[TASK PROMPT] Reproduce the entries below in full, word for word.

____________________

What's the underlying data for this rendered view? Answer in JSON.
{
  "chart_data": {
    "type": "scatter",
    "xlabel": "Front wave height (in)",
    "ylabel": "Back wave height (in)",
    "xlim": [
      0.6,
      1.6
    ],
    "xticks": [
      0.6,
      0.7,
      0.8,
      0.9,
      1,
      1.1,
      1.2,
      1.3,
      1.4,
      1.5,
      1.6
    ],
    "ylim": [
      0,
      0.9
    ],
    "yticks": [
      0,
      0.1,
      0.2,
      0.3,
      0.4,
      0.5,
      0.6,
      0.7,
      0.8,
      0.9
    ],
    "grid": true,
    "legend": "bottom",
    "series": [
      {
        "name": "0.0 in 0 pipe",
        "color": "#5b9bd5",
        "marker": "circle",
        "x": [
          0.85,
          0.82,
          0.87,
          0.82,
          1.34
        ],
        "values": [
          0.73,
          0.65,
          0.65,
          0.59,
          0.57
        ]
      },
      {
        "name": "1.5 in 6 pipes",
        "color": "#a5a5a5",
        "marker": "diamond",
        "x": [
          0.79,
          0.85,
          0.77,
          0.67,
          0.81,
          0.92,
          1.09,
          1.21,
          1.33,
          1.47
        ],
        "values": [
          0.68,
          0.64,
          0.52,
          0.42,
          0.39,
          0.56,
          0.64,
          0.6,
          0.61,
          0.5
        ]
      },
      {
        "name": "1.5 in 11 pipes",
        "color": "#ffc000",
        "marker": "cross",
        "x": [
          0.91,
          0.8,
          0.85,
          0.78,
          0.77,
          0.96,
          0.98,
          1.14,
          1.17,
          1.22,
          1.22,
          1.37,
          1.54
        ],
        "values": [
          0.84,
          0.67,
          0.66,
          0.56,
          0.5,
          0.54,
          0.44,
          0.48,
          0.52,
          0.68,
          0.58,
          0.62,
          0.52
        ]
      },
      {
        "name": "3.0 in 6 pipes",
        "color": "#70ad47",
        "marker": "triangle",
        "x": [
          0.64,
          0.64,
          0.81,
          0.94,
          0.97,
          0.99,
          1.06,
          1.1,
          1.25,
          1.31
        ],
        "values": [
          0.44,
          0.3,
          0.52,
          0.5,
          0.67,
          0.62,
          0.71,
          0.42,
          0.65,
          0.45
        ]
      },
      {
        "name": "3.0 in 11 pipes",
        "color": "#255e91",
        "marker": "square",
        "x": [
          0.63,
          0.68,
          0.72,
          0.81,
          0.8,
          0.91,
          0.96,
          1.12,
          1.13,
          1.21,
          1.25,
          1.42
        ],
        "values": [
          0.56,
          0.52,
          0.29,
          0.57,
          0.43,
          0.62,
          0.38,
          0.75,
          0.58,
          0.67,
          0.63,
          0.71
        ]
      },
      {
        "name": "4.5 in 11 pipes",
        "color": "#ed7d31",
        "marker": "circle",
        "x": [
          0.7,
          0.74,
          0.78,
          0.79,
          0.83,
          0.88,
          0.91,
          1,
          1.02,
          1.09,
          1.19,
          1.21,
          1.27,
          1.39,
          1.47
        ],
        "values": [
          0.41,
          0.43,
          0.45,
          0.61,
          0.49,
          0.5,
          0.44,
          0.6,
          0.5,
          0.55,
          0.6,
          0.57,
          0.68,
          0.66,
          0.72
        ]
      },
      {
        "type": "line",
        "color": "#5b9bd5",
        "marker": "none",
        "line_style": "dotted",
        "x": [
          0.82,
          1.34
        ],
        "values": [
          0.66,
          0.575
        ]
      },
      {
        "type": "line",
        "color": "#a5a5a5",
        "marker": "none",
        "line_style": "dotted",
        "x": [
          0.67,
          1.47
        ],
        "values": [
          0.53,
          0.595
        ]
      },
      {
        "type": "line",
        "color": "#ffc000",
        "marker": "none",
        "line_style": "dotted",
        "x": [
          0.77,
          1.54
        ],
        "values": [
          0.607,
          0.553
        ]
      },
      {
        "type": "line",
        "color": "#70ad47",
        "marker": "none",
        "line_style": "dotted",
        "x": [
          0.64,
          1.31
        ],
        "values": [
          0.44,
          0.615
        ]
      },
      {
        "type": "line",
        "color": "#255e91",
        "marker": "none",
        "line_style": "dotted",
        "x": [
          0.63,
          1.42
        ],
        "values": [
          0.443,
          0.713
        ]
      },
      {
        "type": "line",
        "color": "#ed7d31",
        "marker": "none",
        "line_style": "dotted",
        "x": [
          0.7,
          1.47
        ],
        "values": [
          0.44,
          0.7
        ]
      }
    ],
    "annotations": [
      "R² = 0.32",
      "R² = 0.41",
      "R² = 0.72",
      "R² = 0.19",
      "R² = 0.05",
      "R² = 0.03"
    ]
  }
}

____________________

[ANSWER TO THIS TASK]
What's the underlying data for this rendered view? Answer in JSON.
{
  "chart_data": {
    "type": "scatter",
    "xlabel": "Front wave height (in)",
    "ylabel": "Back wave height (in)",
    "xlim": [
      0.6,
      1.6
    ],
    "xticks": [
      0.6,
      0.7,
      0.8,
      0.9,
      1,
      1.1,
      1.2,
      1.3,
      1.4,
      1.5,
      1.6
    ],
    "ylim": [
      0,
      0.9
    ],
    "yticks": [
      0,
      0.1,
      0.2,
      0.3,
      0.4,
      0.5,
      0.6,
      0.7,
      0.8,
      0.9
    ],
    "grid": true,
    "legend": "bottom",
    "series": [
      {
        "name": "0.0 in 0 pipe",
        "color": "#5b9bd5",
        "marker": "circle",
        "x": [
          0.85,
          0.82,
          0.87,
          0.82,
          1.34
        ],
        "values": [
          0.73,
          0.65,
          0.65,
          0.59,
          0.57
        ]
      },
      {
        "name": "1.5 in 6 pipes",
        "color": "#a5a5a5",
        "marker": "diamond",
        "x": [
          0.79,
          0.85,
          0.77,
          0.67,
          0.81,
          0.92,
          1.09,
          1.21,
          1.33,
          1.47
        ],
        "values": [
          0.68,
          0.64,
          0.52,
          0.42,
          0.39,
          0.56,
          0.64,
          0.6,
          0.61,
          0.5
        ]
      },
      {
        "name": "1.5 in 11 pipes",
        "color": "#ffc000",
        "marker": "cross",
        "x": [
          0.91,
          0.8,
          0.85,
          0.78,
          0.77,
          0.96,
          0.98,
          1.14,
          1.17,
          1.22,
          1.22,
          1.37,
          1.54
        ],
        "values": [
          0.84,
          0.67,
          0.66,
          0.56,
          0.5,
          0.54,
          0.44,
          0.48,
          0.52,
          0.68,
          0.58,
          0.62,
          0.52
        ]
      },
      {
        "name": "3.0 in 6 pipes",
        "color": "#70ad47",
        "marker": "triangle",
        "x": [
          0.64,
          0.64,
          0.81,
          0.94,
          0.97,
          0.99,
          1.06,
          1.1,
          1.25,
          1.31
        ],
        "values": [
          0.44,
          0.3,
          0.52,
          0.5,
          0.67,
          0.62,
          0.71,
          0.42,
          0.65,
          0.45
        ]
      },
      {
        "name": "3.0 in 11 pipes",
        "color": "#255e91",
        "marker": "square",
        "x": [
          0.63,
          0.68,
          0.72,
          0.81,
          0.8,
          0.91,
          0.96,
          1.12,
          1.13,
          1.21,
          1.25,
          1.42
        ],
        "values": [
          0.56,
          0.52,
          0.29,
          0.57,
          0.43,
          0.62,
          0.38,
          0.75,
          0.58,
          0.67,
          0.63,
          0.71
        ]
      },
      {
        "name": "4.5 in 11 pipes",
        "color": "#ed7d31",
        "marker": "circle",
        "x": [
          0.7,
          0.74,
          0.78,
          0.79,
          0.83,
          0.88,
          0.91,
          1,
          1.02,
          1.09,
          1.19,
          1.21,
          1.27,
          1.39,
          1.47
        ],
        "values": [
          0.41,
          0.43,
          0.45,
          0.61,
          0.49,
          0.5,
          0.44,
          0.6,
          0.5,
          0.55,
          0.6,
          0.57,
          0.68,
          0.66,
          0.72
        ]
      },
      {
        "type": "line",
        "color": "#5b9bd5",
        "marker": "none",
        "line_style": "dotted",
        "x": [
          0.82,
          1.34
        ],
        "values": [
          0.66,
          0.575
        ]
      },
      {
        "type": "line",
        "color": "#a5a5a5",
        "marker": "none",
        "line_style": "dotted",
        "x": [
          0.67,
          1.47
        ],
        "values": [
          0.53,
          0.595
        ]
      },
      {
        "type": "line",
        "color": "#ffc000",
        "marker": "none",
        "line_style": "dotted",
        "x": [
          0.77,
          1.54
        ],
        "values": [
          0.607,
          0.553
        ]
      },
      {
        "type": "line",
        "color": "#70ad47",
        "marker": "none",
        "line_style": "dotted",
        "x": [
          0.64,
          1.31
        ],
        "values": [
          0.44,
          0.615
        ]
      },
      {
        "type": "line",
        "color": "#255e91",
        "marker": "none",
        "line_style": "dotted",
        "x": [
          0.63,
          1.42
        ],
        "values": [
          0.443,
          0.713
        ]
      },
      {
        "type": "line",
        "color": "#ed7d31",
        "marker": "none",
        "line_style": "dotted",
        "x": [
          0.7,
          1.47
        ],
        "values": [
          0.44,
          0.7
        ]
      }
    ],
    "annotations": [
      "R² = 0.32",
      "R² = 0.41",
      "R² = 0.72",
      "R² = 0.19",
      "R² = 0.05",
      "R² = 0.03"
    ]
  }
}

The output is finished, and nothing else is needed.